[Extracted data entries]

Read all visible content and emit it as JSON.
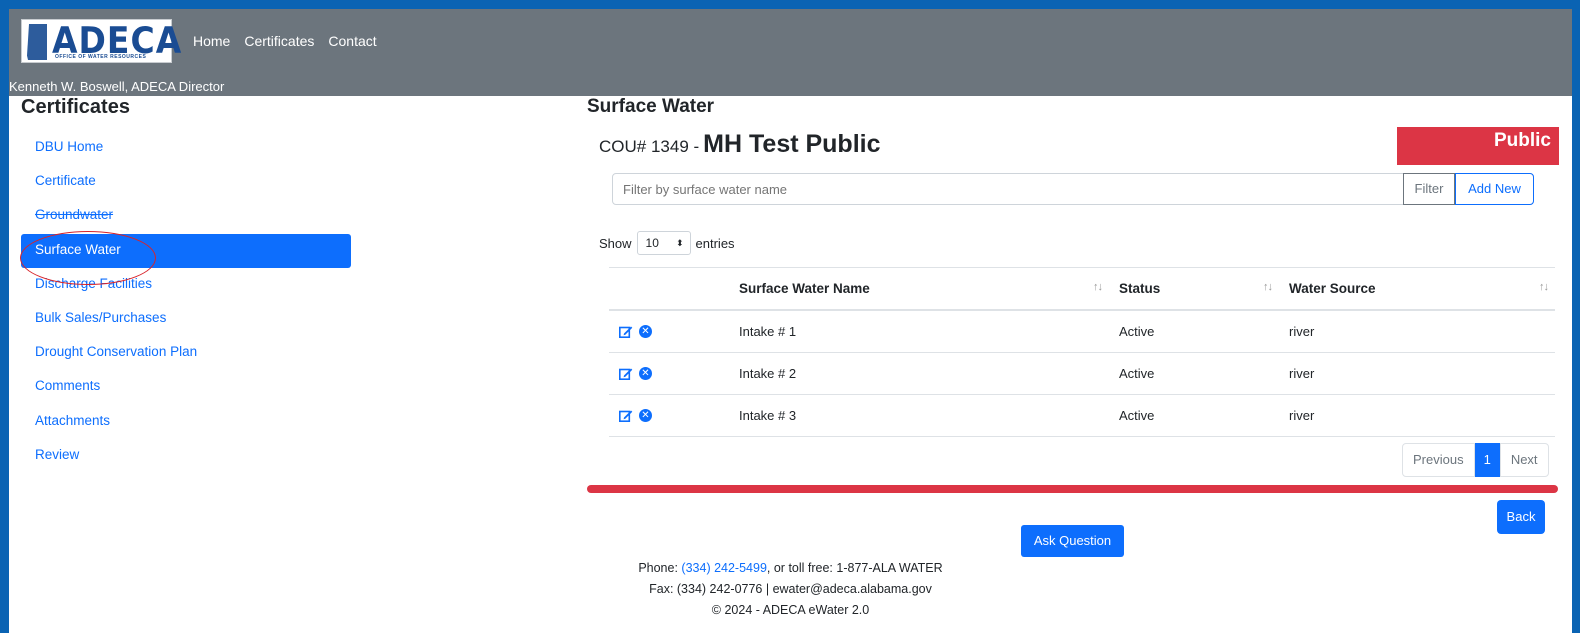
{
  "header": {
    "logo_text": "ADECA",
    "logo_tagline": "OFFICE OF WATER RESOURCES",
    "nav": [
      "Home",
      "Certificates",
      "Contact"
    ],
    "director": "Kenneth W. Boswell, ADECA Director"
  },
  "sidebar": {
    "title": "Certificates",
    "items": [
      {
        "label": "DBU Home"
      },
      {
        "label": "Certificate"
      },
      {
        "label": "Groundwater"
      },
      {
        "label": "Surface Water",
        "active": true
      },
      {
        "label": "Discharge Facilities"
      },
      {
        "label": "Bulk Sales/Purchases"
      },
      {
        "label": "Drought Conservation Plan"
      },
      {
        "label": "Comments"
      },
      {
        "label": "Attachments"
      },
      {
        "label": "Review"
      }
    ]
  },
  "main": {
    "page_title": "Surface Water",
    "cou_prefix": "COU# 1349 -",
    "cou_name": "MH Test Public",
    "badge": "Public",
    "filter_placeholder": "Filter by surface water name",
    "filter_button": "Filter",
    "add_new_button": "Add New",
    "show_label": "Show",
    "show_value": "10",
    "entries_label": "entries",
    "table": {
      "columns": [
        "Surface Water Name",
        "Status",
        "Water Source"
      ],
      "rows": [
        {
          "name": "Intake # 1",
          "status": "Active",
          "source": "river"
        },
        {
          "name": "Intake # 2",
          "status": "Active",
          "source": "river"
        },
        {
          "name": "Intake # 3",
          "status": "Active",
          "source": "river"
        }
      ]
    },
    "pagination": {
      "previous": "Previous",
      "current": "1",
      "next": "Next"
    },
    "back_button": "Back"
  },
  "footer": {
    "ask_button": "Ask Question",
    "phone_label": "Phone:",
    "phone_number": "(334) 242-5499",
    "toll_free": ", or toll free: 1-877-ALA WATER",
    "fax_line": "Fax: (334) 242-0776 | ewater@adeca.alabama.gov",
    "copyright": "© 2024 - ADECA eWater 2.0"
  },
  "colors": {
    "primary": "#0d6efd",
    "danger": "#dc3545",
    "header_bg": "#6c757d",
    "frame_bg": "#0a63b3"
  }
}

▶ **Written task**
Search the data for "Public". Copy every matching line.

▶ **Answer to this exercise**
    "cou_name": "MH Test Public",
    "badge": "Public",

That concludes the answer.